Collect all lines from the listing that include the string "reflection".

** Start Data excerpts **

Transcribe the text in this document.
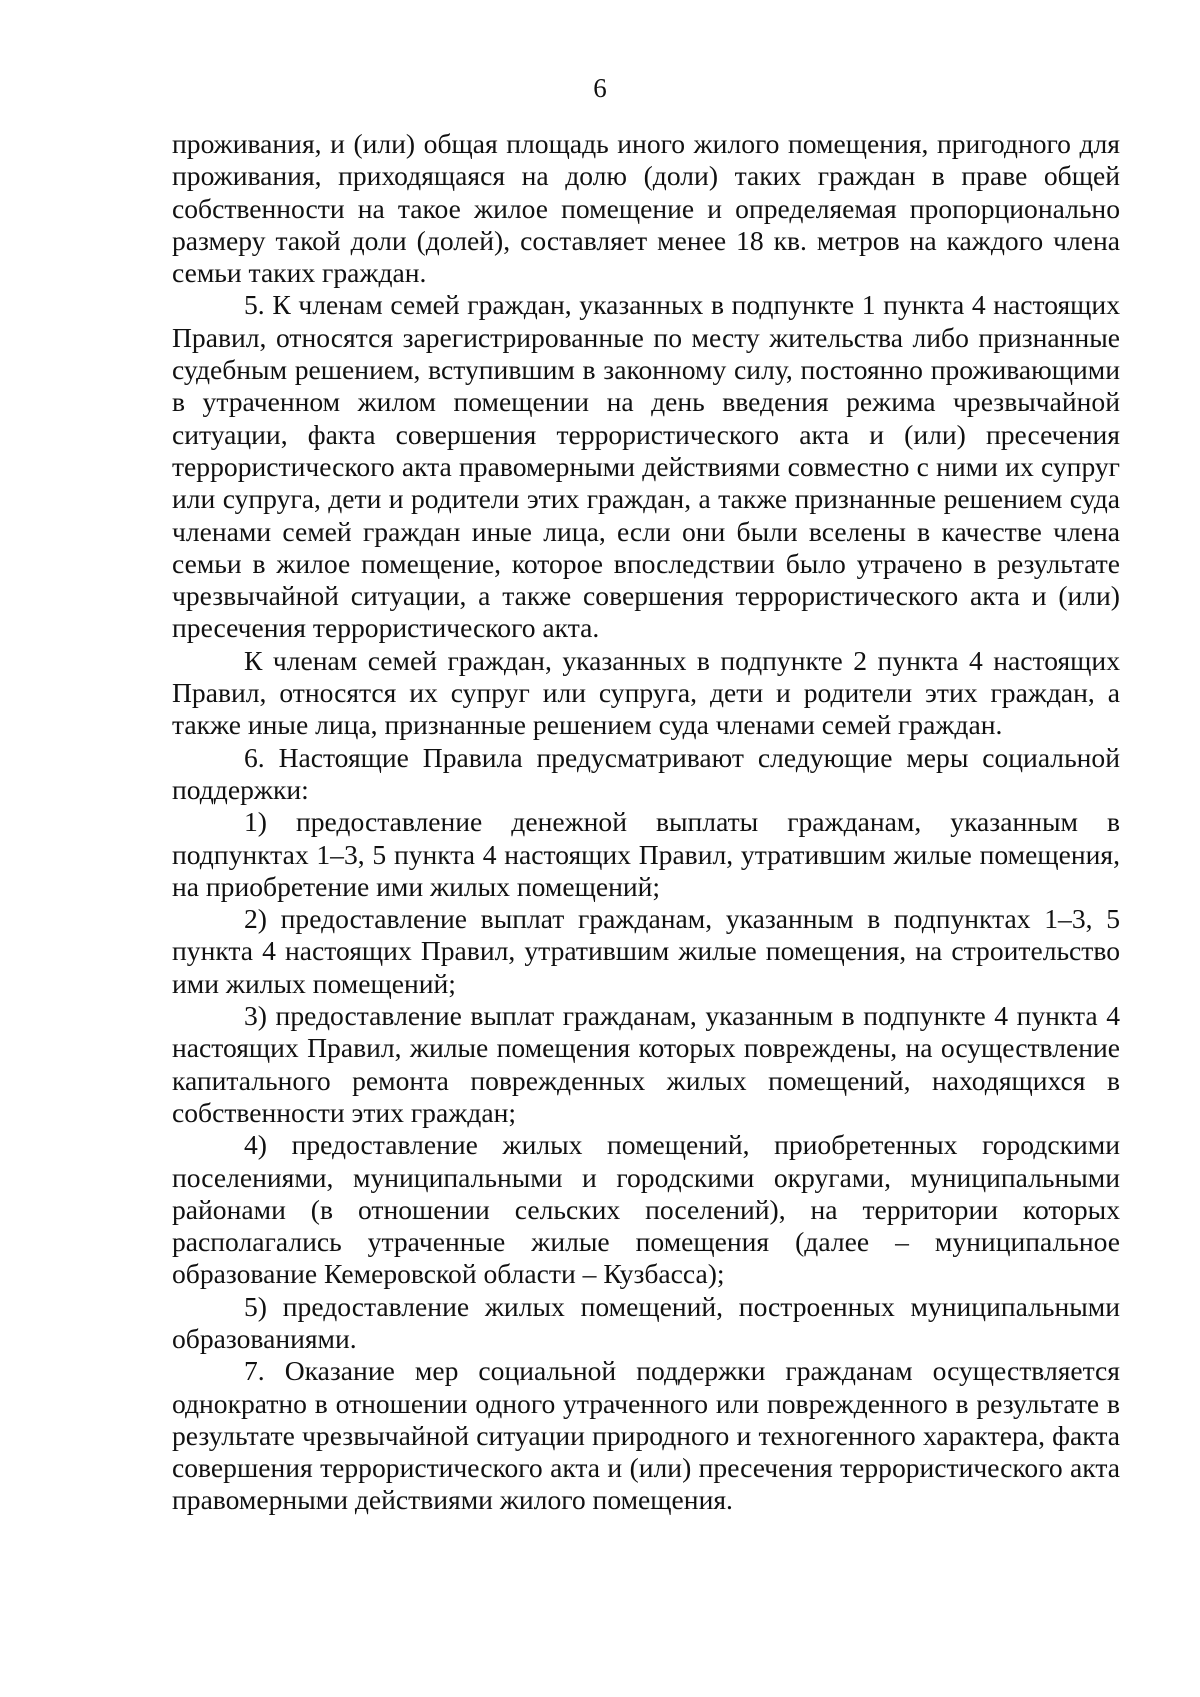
6

проживания, и (или) общая площадь иного жилого помещения, пригодного для проживания, приходящаяся на долю (доли) таких граждан в праве общей собственности на такое жилое помещение и определяемая пропорционально размеру такой доли (долей), составляет менее 18 кв. метров на каждого члена семьи таких граждан.

5. К членам семей граждан, указанных в подпункте 1 пункта 4 настоящих Правил, относятся зарегистрированные по месту жительства либо признанные судебным решением, вступившим в законному силу, постоянно проживающими в утраченном жилом помещении на день введения режима чрезвычайной ситуации, факта совершения террористического акта и (или) пресечения террористического акта правомерными действиями совместно с ними их супруг или супруга, дети и родители этих граждан, а также признанные решением суда членами семей граждан иные лица, если они были вселены в качестве члена семьи в жилое помещение, которое впоследствии было утрачено в результате чрезвычайной ситуации, а также совершения террористического акта и (или) пресечения террористического акта.

К членам семей граждан, указанных в подпункте 2 пункта 4 настоящих Правил, относятся их супруг или супруга, дети и родители этих граждан, а также иные лица, признанные решением суда членами семей граждан.

6. Настоящие Правила предусматривают следующие меры социальной поддержки:

1) предоставление денежной выплаты гражданам, указанным в подпунктах 1–3, 5 пункта 4 настоящих Правил, утратившим жилые помещения, на приобретение ими жилых помещений;

2) предоставление выплат гражданам, указанным в подпунктах 1–3, 5 пункта 4 настоящих Правил, утратившим жилые помещения, на строительство ими жилых помещений;

3) предоставление выплат гражданам, указанным в подпункте 4 пункта 4 настоящих Правил, жилые помещения которых повреждены, на осуществление капитального ремонта поврежденных жилых помещений, находящихся в собственности этих граждан;

4) предоставление жилых помещений, приобретенных городскими поселениями, муниципальными и городскими округами, муниципальными районами (в отношении сельских поселений), на территории которых располагались утраченные жилые помещения (далее – муниципальное образование Кемеровской области – Кузбасса);

5) предоставление жилых помещений, построенных муниципальными образованиями.

7. Оказание мер социальной поддержки гражданам осуществляется однократно в отношении одного утраченного или поврежденного в результате в результате чрезвычайной ситуации природного и техногенного характера, факта совершения террористического акта и (или) пресечения террористического акта правомерными действиями жилого помещения.
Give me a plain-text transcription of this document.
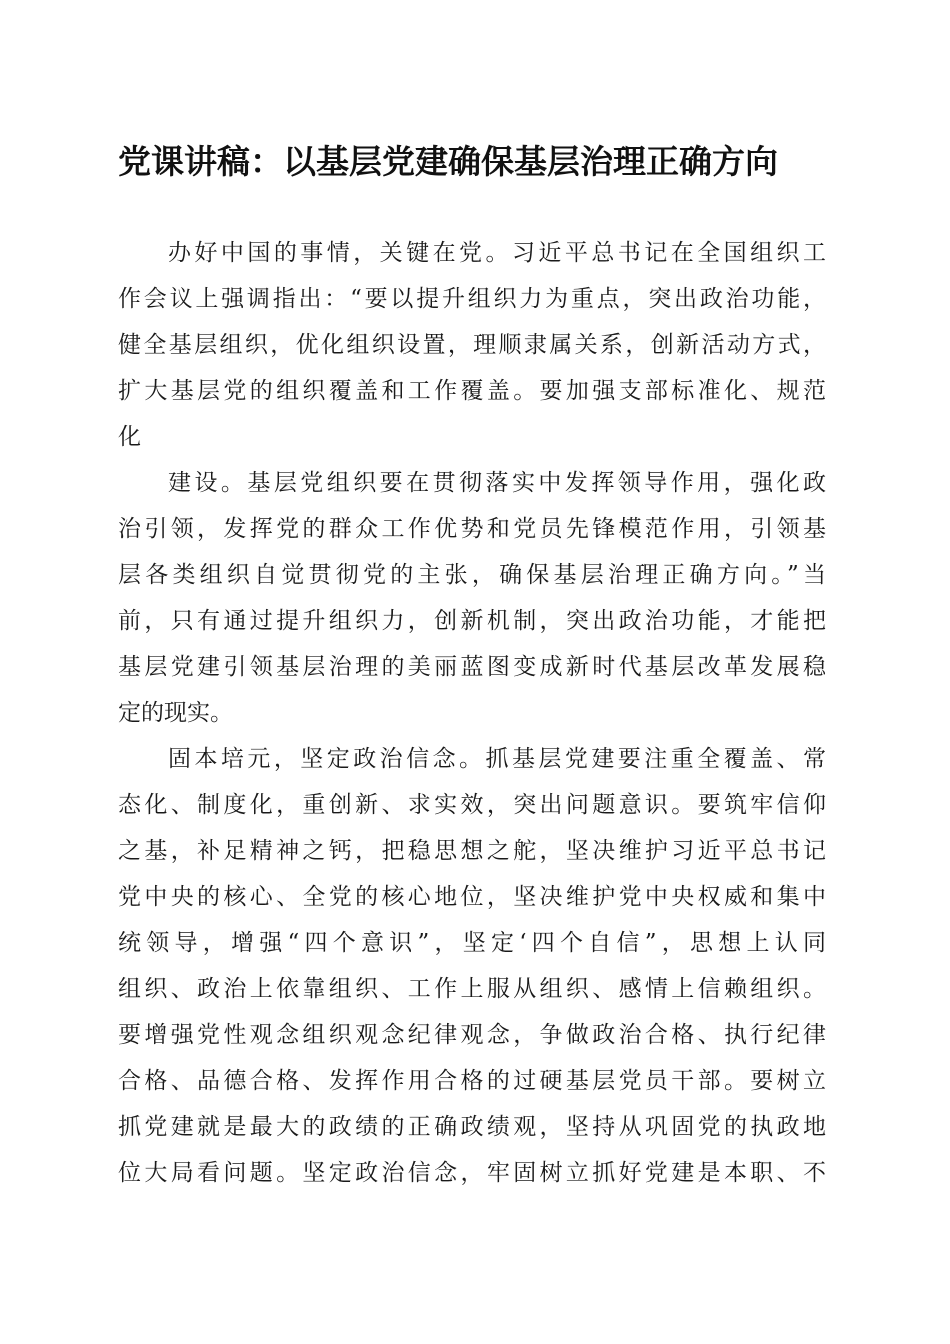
党课讲稿：以基层党建确保基层治理正确方向
办好中国的事情，关键在党。习近平总书记在全国组织工
作会议上强调指出：“要以提升组织力为重点，突出政治功能，
健全基层组织，优化组织设置，理顺隶属关系，创新活动方式，
扩大基层党的组织覆盖和工作覆盖。要加强支部标准化、规范
化
建设。基层党组织要在贯彻落实中发挥领导作用，强化政
治引领，发挥党的群众工作优势和党员先锋模范作用，引领基
层各类组织自觉贯彻党的主张，确保基层治理正确方向。”当
前，只有通过提升组织力，创新机制，突出政治功能，才能把
基层党建引领基层治理的美丽蓝图变成新时代基层改革发展稳
定的现实。
固本培元，坚定政治信念。抓基层党建要注重全覆盖、常
态化、制度化，重创新、求实效，突出问题意识。要筑牢信仰
之基，补足精神之钙，把稳思想之舵，坚决维护习近平总书记
党中央的核心、全党的核心地位，坚决维护党中央权威和集中
统领导，增强“四个意识”，坚定‘四个自信”，思想上认同
组织、政治上依靠组织、工作上服从组织、感情上信赖组织。
要增强党性观念组织观念纪律观念，争做政治合格、执行纪律
合格、品德合格、发挥作用合格的过硬基层党员干部。要树立
抓党建就是最大的政绩的正确政绩观，坚持从巩固党的执政地
位大局看问题。坚定政治信念，牢固树立抓好党建是本职、不
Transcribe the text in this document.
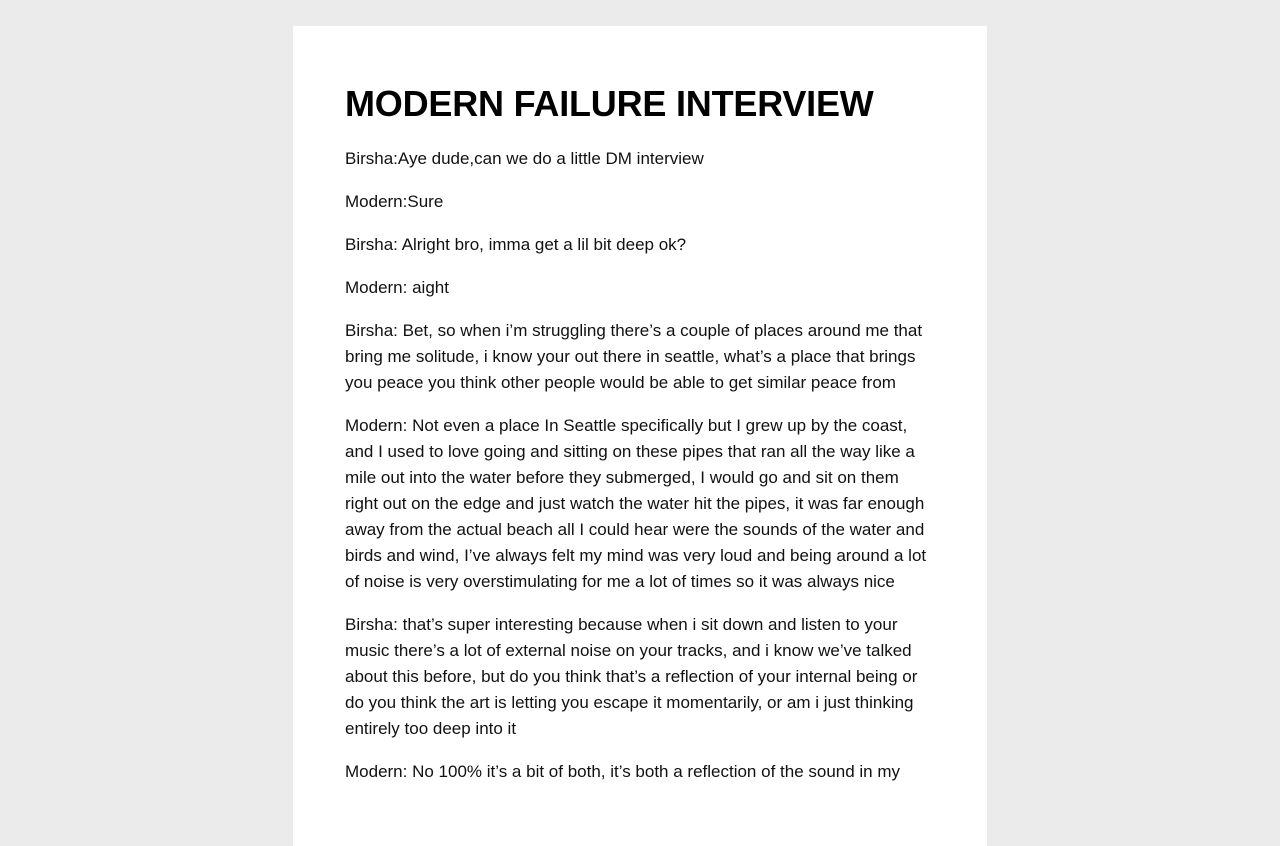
MODERN FAILURE INTERVIEW

Birsha:Aye dude,can we do a little DM interview

Modern:Sure

Birsha: Alright bro, imma get a lil bit deep ok?

Modern: aight

Birsha: Bet, so when i’m struggling there’s a couple of places around me that bring me solitude, i know your out there in seattle, what’s a place that brings you peace you think other people would be able to get similar peace from

Modern: Not even a place In Seattle specifically but I grew up by the coast, and I used to love going and sitting on these pipes that ran all the way like a mile out into the water before they submerged, I would go and sit on them right out on the edge and just watch the water hit the pipes, it was far enough away from the actual beach all I could hear were the sounds of the water and birds and wind, I’ve always felt my mind was very loud and being around a lot of noise is very overstimulating for me a lot of times so it was always nice

Birsha: that’s super interesting because when i sit down and listen to your music there’s a lot of external noise on your tracks, and i know we’ve talked about this before, but do you think that’s a reflection of your internal being or do you think the art is letting you escape it momentarily, or am i just thinking entirely too deep into it

Modern: No 100% it’s a bit of both, it’s both a reflection of the sound in my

** End Data excerpts **

## Expected answer
Birsha: that’s super interesting because when i sit down and listen to your music there’s a lot of external noise on your tracks, and i know we’ve talked about this before, but do you think that’s a reflection of your internal being or do you think the art is letting you escape it momentarily, or am i just thinking entirely too deep into it
Modern: No 100% it’s a bit of both, it’s both a reflection of the sound in my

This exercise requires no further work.